Return each entry exactly, with none missing.

[START OF DATA SUPPLIED]

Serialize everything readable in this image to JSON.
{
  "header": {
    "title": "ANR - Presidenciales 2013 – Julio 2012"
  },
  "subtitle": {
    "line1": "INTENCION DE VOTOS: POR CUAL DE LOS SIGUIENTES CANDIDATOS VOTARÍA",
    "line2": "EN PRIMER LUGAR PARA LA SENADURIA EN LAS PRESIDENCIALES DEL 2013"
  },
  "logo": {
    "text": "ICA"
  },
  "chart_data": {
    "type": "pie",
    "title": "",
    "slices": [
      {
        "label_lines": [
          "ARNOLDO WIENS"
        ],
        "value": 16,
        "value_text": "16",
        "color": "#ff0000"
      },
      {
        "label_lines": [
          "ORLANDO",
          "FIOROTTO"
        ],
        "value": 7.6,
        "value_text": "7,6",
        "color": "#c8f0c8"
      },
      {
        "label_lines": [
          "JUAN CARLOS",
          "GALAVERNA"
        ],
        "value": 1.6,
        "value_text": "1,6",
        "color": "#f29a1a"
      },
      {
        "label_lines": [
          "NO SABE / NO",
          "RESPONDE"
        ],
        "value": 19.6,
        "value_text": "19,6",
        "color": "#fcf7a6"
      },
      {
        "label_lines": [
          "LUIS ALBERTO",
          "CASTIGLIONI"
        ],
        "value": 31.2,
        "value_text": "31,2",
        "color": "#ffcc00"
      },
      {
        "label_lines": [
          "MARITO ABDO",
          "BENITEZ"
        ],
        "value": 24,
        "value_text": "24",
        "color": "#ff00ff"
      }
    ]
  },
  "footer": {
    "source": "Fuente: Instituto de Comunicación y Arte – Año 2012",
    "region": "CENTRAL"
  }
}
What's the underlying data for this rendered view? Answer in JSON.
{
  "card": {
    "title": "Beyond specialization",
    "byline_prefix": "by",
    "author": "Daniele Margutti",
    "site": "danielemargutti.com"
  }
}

[END OF DATA SUPPLIED]

RESPONSE TO THE TASK →
Serialize everything readable in this image to JSON.
{
  "header": {
    "title": "ANR - Presidenciales 2013 – Julio 2012"
  },
  "subtitle": {
    "line1": "INTENCION DE VOTOS: POR CUAL DE LOS SIGUIENTES CANDIDATOS VOTARÍA",
    "line2": "EN PRIMER LUGAR PARA LA SENADURIA EN LAS PRESIDENCIALES DEL 2013"
  },
  "logo": {
    "text": "ICA"
  },
  "chart_data": {
    "type": "pie",
    "title": "",
    "slices": [
      {
        "label_lines": [
          "ARNOLDO WIENS"
        ],
        "value": 16,
        "value_text": "16",
        "color": "#ff0000"
      },
      {
        "label_lines": [
          "ORLANDO",
          "FIOROTTO"
        ],
        "value": 7.6,
        "value_text": "7,6",
        "color": "#c8f0c8"
      },
      {
        "label_lines": [
          "JUAN CARLOS",
          "GALAVERNA"
        ],
        "value": 1.6,
        "value_text": "1,6",
        "color": "#f29a1a"
      },
      {
        "label_lines": [
          "NO SABE / NO",
          "RESPONDE"
        ],
        "value": 19.6,
        "value_text": "19,6",
        "color": "#fcf7a6"
      },
      {
        "label_lines": [
          "LUIS ALBERTO",
          "CASTIGLIONI"
        ],
        "value": 31.2,
        "value_text": "31,2",
        "color": "#ffcc00"
      },
      {
        "label_lines": [
          "MARITO ABDO",
          "BENITEZ"
        ],
        "value": 24,
        "value_text": "24",
        "color": "#ff00ff"
      }
    ]
  },
  "footer": {
    "source": "Fuente: Instituto de Comunicación y Arte – Año 2012",
    "region": "CENTRAL"
  }
}
What's the underlying data for this rendered view? Answer in JSON.
{
  "card": {
    "title": "Beyond specialization",
    "byline_prefix": "by",
    "author": "Daniele Margutti",
    "site": "danielemargutti.com"
  }
}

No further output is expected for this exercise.